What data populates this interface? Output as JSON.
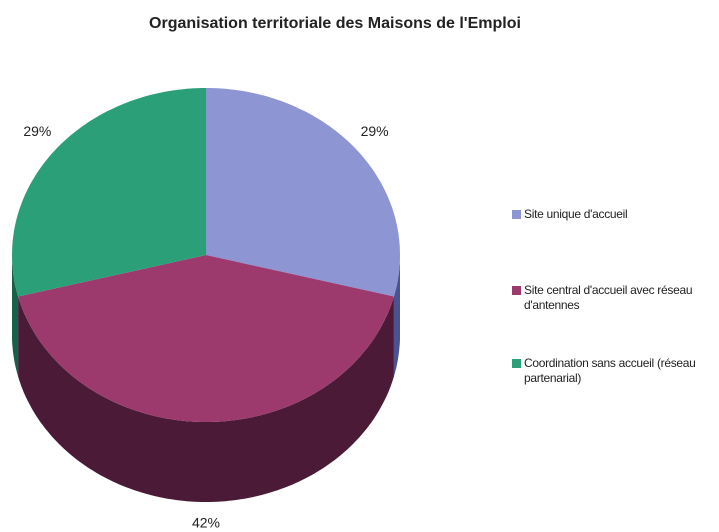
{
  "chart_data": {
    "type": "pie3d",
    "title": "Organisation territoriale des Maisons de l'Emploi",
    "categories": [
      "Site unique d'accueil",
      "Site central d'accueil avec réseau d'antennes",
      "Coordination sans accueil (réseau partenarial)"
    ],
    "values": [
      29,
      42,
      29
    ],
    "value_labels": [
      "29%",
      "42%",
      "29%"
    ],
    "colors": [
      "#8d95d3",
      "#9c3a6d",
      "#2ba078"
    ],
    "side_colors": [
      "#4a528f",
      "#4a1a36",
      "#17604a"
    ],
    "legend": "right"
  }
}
* * *
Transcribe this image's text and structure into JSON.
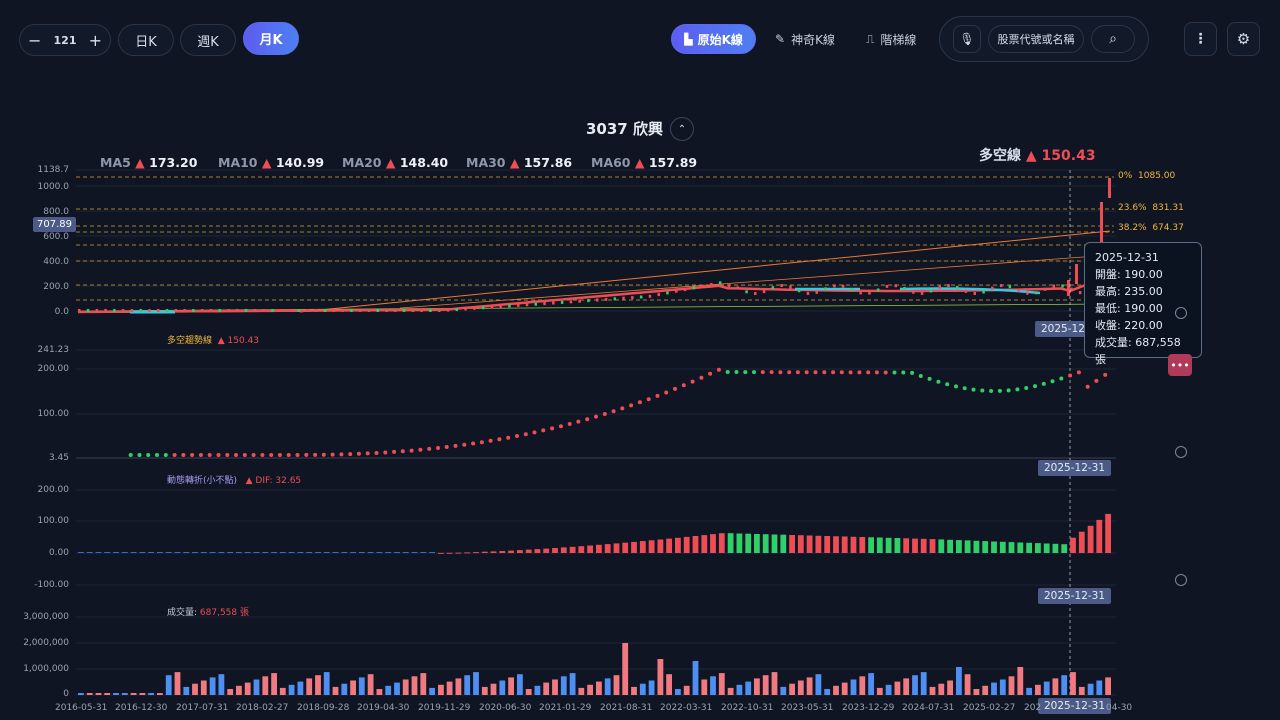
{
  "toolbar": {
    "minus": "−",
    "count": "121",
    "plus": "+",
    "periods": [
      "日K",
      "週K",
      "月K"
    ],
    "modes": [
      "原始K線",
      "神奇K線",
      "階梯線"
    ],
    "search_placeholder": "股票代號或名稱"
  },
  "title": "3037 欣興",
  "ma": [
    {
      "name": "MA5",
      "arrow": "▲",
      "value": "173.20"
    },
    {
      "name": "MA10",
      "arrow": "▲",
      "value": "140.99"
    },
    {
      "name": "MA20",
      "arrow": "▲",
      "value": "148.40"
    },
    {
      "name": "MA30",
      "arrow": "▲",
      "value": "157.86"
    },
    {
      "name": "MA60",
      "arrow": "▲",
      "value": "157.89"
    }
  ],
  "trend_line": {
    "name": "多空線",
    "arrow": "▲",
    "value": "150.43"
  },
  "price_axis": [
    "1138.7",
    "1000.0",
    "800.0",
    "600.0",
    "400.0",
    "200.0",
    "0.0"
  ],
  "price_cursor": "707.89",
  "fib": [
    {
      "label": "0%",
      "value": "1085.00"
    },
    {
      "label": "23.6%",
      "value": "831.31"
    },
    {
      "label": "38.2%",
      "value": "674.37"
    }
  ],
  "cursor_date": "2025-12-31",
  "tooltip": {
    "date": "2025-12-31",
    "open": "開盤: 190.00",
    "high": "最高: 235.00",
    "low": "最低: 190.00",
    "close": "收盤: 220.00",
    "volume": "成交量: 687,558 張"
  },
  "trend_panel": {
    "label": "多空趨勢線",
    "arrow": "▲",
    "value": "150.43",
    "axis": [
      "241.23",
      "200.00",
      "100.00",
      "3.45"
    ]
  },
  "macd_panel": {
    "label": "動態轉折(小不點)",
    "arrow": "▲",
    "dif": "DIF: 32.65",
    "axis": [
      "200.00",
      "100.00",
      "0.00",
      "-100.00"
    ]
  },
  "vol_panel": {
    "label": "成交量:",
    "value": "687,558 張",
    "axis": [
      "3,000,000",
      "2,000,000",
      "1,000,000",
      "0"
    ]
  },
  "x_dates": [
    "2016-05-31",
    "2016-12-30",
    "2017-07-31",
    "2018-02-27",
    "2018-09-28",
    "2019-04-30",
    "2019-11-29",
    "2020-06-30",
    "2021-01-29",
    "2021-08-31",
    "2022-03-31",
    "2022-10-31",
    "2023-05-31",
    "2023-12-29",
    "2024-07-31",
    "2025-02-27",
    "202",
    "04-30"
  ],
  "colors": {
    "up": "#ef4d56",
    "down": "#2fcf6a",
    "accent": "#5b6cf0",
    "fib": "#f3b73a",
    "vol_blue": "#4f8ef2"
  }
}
...
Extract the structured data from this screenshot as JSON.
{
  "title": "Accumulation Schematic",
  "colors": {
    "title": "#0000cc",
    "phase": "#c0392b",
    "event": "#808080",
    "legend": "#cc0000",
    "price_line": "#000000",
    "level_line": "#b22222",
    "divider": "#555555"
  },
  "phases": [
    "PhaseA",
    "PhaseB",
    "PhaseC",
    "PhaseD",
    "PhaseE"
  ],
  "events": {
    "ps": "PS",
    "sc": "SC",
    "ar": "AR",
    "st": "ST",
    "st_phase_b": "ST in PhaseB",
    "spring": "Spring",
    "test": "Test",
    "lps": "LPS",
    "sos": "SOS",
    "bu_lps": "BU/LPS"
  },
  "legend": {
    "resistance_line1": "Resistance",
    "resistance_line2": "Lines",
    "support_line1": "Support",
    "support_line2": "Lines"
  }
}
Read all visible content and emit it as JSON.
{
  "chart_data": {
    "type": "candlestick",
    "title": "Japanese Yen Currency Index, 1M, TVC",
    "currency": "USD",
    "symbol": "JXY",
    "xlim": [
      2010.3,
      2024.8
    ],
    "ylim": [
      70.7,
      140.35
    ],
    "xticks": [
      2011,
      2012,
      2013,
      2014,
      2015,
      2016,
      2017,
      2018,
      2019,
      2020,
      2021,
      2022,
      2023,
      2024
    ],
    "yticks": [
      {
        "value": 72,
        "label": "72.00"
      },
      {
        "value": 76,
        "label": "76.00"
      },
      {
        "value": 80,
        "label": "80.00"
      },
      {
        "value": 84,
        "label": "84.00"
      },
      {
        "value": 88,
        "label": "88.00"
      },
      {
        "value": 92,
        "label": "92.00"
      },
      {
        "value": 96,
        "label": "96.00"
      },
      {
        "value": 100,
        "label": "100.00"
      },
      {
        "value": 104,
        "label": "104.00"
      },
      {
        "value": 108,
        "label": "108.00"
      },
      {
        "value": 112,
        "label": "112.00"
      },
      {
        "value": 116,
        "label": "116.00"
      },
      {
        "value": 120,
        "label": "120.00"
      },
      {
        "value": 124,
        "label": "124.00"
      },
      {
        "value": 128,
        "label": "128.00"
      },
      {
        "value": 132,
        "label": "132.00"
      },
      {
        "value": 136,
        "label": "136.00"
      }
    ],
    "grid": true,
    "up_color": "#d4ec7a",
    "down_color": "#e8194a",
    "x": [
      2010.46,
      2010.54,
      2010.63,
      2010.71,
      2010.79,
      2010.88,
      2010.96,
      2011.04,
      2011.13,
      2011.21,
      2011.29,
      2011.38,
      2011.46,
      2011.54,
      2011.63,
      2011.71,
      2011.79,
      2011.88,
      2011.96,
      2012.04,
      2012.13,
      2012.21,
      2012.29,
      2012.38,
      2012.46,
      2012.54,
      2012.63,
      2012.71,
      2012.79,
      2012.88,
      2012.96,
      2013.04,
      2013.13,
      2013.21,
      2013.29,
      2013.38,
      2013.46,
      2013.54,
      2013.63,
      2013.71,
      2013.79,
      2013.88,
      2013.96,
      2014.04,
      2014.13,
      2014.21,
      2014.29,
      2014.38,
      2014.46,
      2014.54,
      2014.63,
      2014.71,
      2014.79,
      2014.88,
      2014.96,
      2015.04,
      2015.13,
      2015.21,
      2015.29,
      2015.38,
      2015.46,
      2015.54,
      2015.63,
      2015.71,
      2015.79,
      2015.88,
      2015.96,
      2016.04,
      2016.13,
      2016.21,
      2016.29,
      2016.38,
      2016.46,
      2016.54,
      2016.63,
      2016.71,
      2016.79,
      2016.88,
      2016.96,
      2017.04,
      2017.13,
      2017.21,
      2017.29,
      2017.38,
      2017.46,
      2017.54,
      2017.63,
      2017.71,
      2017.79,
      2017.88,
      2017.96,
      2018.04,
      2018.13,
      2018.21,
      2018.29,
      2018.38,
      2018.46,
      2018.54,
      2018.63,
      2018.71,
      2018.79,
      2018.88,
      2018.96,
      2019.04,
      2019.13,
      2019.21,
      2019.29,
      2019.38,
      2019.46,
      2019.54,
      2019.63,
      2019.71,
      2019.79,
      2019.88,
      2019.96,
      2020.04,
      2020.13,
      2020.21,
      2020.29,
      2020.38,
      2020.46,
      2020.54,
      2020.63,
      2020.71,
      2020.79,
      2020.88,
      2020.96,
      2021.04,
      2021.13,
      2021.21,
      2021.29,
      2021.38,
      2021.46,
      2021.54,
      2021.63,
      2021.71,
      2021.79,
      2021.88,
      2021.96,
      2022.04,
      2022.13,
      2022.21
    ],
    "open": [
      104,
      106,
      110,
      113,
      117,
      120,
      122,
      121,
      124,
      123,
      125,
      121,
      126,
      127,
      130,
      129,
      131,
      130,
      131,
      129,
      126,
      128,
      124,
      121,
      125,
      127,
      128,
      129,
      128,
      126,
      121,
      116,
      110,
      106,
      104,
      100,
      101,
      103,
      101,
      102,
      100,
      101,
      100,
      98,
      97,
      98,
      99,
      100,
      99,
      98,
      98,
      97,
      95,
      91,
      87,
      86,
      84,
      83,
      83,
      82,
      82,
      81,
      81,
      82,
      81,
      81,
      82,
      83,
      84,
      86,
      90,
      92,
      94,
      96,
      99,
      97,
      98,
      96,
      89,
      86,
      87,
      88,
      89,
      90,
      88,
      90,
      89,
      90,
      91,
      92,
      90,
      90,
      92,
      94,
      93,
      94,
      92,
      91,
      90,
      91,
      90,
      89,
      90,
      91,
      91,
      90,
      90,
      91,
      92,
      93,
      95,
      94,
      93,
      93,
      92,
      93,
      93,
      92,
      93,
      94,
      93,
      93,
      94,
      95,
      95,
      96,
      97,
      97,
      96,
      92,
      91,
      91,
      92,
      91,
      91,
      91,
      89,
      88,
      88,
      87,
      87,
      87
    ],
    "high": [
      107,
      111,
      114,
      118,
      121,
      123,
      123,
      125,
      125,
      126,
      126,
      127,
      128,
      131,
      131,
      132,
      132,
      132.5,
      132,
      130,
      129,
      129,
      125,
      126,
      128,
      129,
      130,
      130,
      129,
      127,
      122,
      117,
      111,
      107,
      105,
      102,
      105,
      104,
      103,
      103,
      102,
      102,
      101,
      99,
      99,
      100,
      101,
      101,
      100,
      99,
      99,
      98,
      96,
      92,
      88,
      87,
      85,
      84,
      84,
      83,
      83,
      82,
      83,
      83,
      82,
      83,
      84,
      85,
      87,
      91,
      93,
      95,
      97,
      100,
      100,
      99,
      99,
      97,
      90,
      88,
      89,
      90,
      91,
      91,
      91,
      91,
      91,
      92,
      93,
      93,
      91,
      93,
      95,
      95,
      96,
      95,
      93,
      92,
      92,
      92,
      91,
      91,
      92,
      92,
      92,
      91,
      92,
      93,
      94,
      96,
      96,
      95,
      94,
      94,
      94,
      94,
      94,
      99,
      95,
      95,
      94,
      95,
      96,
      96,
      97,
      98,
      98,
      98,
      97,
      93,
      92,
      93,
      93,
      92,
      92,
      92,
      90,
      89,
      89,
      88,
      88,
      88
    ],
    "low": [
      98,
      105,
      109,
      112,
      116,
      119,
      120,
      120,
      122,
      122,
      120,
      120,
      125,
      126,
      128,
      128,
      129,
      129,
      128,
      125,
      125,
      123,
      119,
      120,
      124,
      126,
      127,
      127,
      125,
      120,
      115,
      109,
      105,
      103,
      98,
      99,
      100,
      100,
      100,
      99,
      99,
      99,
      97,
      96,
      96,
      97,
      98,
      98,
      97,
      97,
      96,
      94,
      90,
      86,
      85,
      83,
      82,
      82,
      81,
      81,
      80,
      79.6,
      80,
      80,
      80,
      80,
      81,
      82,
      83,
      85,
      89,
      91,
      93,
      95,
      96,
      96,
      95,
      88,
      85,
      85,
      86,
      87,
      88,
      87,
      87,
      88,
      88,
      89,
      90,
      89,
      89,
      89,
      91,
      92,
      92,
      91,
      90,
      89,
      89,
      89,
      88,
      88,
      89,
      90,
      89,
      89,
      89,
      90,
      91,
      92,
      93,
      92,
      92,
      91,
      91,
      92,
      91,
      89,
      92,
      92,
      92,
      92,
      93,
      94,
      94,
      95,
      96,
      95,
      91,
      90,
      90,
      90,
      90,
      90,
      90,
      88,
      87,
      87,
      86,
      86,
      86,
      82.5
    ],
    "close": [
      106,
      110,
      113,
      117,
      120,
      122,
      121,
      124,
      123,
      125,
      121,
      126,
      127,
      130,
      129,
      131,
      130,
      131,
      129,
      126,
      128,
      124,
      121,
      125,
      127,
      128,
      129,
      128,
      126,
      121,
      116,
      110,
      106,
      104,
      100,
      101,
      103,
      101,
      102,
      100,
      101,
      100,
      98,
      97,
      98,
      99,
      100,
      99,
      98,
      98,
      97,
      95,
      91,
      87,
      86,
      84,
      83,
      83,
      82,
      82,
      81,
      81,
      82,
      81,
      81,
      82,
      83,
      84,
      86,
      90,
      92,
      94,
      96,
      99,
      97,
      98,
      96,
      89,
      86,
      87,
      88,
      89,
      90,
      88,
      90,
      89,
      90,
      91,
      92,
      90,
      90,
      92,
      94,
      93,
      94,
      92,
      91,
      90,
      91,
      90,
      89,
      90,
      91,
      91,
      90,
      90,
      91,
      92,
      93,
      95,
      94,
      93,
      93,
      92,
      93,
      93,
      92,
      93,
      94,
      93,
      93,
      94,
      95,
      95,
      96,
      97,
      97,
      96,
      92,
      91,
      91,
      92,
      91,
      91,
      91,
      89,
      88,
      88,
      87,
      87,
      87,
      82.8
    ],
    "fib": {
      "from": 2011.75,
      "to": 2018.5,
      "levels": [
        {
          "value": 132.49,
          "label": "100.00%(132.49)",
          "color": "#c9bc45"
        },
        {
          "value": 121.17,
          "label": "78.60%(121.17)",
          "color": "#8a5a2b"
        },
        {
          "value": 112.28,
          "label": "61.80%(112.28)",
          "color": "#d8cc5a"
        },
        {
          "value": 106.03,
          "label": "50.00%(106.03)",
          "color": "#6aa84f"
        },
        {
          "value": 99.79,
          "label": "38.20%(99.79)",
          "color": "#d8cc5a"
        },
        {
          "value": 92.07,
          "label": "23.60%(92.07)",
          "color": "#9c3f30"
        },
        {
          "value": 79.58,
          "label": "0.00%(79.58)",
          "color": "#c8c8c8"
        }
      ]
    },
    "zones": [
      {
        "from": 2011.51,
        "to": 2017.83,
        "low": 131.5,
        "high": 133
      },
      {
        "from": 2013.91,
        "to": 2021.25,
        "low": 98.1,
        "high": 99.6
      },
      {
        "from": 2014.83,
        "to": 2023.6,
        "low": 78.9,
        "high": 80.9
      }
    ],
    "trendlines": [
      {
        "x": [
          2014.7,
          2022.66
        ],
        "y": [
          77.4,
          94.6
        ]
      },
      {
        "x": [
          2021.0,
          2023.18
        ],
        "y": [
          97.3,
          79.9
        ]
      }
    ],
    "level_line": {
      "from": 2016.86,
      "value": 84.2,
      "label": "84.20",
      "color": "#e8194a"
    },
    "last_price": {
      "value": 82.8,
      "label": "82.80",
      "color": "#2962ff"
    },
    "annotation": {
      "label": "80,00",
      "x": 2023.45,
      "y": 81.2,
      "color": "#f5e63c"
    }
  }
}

§ **What you will do**:
Gather, from the listing above, every line carrying the word "name".

§ **Written solution**:
      "name": "MA5",
      "name": "MA10",
      "name": "MA20",
      "name": "MA30",
      "name": "MA60",
    "name": "多空線",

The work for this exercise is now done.